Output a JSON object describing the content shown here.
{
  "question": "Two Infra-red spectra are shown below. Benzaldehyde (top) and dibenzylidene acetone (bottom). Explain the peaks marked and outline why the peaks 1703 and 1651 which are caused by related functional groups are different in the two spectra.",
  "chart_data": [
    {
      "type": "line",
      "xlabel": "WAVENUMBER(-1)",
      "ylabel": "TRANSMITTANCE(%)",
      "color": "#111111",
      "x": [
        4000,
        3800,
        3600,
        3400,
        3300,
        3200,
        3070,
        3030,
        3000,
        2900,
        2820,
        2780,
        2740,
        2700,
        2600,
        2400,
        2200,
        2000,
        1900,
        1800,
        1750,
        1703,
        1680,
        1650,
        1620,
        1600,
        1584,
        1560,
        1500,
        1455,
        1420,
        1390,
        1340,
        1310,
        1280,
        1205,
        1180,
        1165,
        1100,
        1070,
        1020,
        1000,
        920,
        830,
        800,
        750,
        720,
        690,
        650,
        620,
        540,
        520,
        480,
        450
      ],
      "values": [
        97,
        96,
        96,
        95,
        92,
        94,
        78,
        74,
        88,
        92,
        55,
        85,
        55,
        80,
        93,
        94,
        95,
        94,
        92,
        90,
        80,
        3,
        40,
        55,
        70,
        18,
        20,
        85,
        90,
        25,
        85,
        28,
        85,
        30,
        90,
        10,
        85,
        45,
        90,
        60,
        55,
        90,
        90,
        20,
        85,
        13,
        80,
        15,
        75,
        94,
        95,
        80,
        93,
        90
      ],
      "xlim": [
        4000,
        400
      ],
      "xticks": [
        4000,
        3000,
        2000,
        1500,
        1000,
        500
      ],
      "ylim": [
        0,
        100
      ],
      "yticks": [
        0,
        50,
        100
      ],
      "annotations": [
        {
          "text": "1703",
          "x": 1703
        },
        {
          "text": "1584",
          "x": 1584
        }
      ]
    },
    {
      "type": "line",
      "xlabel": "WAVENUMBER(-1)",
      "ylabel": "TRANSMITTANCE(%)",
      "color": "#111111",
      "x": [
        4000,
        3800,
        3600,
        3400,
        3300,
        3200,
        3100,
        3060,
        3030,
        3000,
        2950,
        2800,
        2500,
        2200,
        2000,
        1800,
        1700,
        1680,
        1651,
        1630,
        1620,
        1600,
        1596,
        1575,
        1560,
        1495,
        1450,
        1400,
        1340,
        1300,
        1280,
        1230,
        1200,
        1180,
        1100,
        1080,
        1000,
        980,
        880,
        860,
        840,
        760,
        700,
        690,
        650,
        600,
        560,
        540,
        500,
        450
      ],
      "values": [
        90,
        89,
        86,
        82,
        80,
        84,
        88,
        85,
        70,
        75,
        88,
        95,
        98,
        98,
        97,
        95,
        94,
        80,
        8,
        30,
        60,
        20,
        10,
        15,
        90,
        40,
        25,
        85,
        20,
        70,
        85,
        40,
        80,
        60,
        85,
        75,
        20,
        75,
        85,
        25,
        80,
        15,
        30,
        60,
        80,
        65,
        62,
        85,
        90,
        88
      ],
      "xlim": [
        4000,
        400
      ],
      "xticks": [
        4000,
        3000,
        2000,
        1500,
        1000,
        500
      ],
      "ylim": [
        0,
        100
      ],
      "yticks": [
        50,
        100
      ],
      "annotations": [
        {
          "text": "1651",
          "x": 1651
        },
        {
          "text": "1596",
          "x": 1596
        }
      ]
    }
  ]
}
....
Stated exercise: Nothing should be left out: return all of the records exactly.

Exercise result:
Output a JSON object describing the content shown here.
{
  "question": "Two Infra-red spectra are shown below. Benzaldehyde (top) and dibenzylidene acetone (bottom). Explain the peaks marked and outline why the peaks 1703 and 1651 which are caused by related functional groups are different in the two spectra.",
  "chart_data": [
    {
      "type": "line",
      "xlabel": "WAVENUMBER(-1)",
      "ylabel": "TRANSMITTANCE(%)",
      "color": "#111111",
      "x": [
        4000,
        3800,
        3600,
        3400,
        3300,
        3200,
        3070,
        3030,
        3000,
        2900,
        2820,
        2780,
        2740,
        2700,
        2600,
        2400,
        2200,
        2000,
        1900,
        1800,
        1750,
        1703,
        1680,
        1650,
        1620,
        1600,
        1584,
        1560,
        1500,
        1455,
        1420,
        1390,
        1340,
        1310,
        1280,
        1205,
        1180,
        1165,
        1100,
        1070,
        1020,
        1000,
        920,
        830,
        800,
        750,
        720,
        690,
        650,
        620,
        540,
        520,
        480,
        450
      ],
      "values": [
        97,
        96,
        96,
        95,
        92,
        94,
        78,
        74,
        88,
        92,
        55,
        85,
        55,
        80,
        93,
        94,
        95,
        94,
        92,
        90,
        80,
        3,
        40,
        55,
        70,
        18,
        20,
        85,
        90,
        25,
        85,
        28,
        85,
        30,
        90,
        10,
        85,
        45,
        90,
        60,
        55,
        90,
        90,
        20,
        85,
        13,
        80,
        15,
        75,
        94,
        95,
        80,
        93,
        90
      ],
      "xlim": [
        4000,
        400
      ],
      "xticks": [
        4000,
        3000,
        2000,
        1500,
        1000,
        500
      ],
      "ylim": [
        0,
        100
      ],
      "yticks": [
        0,
        50,
        100
      ],
      "annotations": [
        {
          "text": "1703",
          "x": 1703
        },
        {
          "text": "1584",
          "x": 1584
        }
      ]
    },
    {
      "type": "line",
      "xlabel": "WAVENUMBER(-1)",
      "ylabel": "TRANSMITTANCE(%)",
      "color": "#111111",
      "x": [
        4000,
        3800,
        3600,
        3400,
        3300,
        3200,
        3100,
        3060,
        3030,
        3000,
        2950,
        2800,
        2500,
        2200,
        2000,
        1800,
        1700,
        1680,
        1651,
        1630,
        1620,
        1600,
        1596,
        1575,
        1560,
        1495,
        1450,
        1400,
        1340,
        1300,
        1280,
        1230,
        1200,
        1180,
        1100,
        1080,
        1000,
        980,
        880,
        860,
        840,
        760,
        700,
        690,
        650,
        600,
        560,
        540,
        500,
        450
      ],
      "values": [
        90,
        89,
        86,
        82,
        80,
        84,
        88,
        85,
        70,
        75,
        88,
        95,
        98,
        98,
        97,
        95,
        94,
        80,
        8,
        30,
        60,
        20,
        10,
        15,
        90,
        40,
        25,
        85,
        20,
        70,
        85,
        40,
        80,
        60,
        85,
        75,
        20,
        75,
        85,
        25,
        80,
        15,
        30,
        60,
        80,
        65,
        62,
        85,
        90,
        88
      ],
      "xlim": [
        4000,
        400
      ],
      "xticks": [
        4000,
        3000,
        2000,
        1500,
        1000,
        500
      ],
      "ylim": [
        0,
        100
      ],
      "yticks": [
        50,
        100
      ],
      "annotations": [
        {
          "text": "1651",
          "x": 1651
        },
        {
          "text": "1596",
          "x": 1596
        }
      ]
    }
  ]
}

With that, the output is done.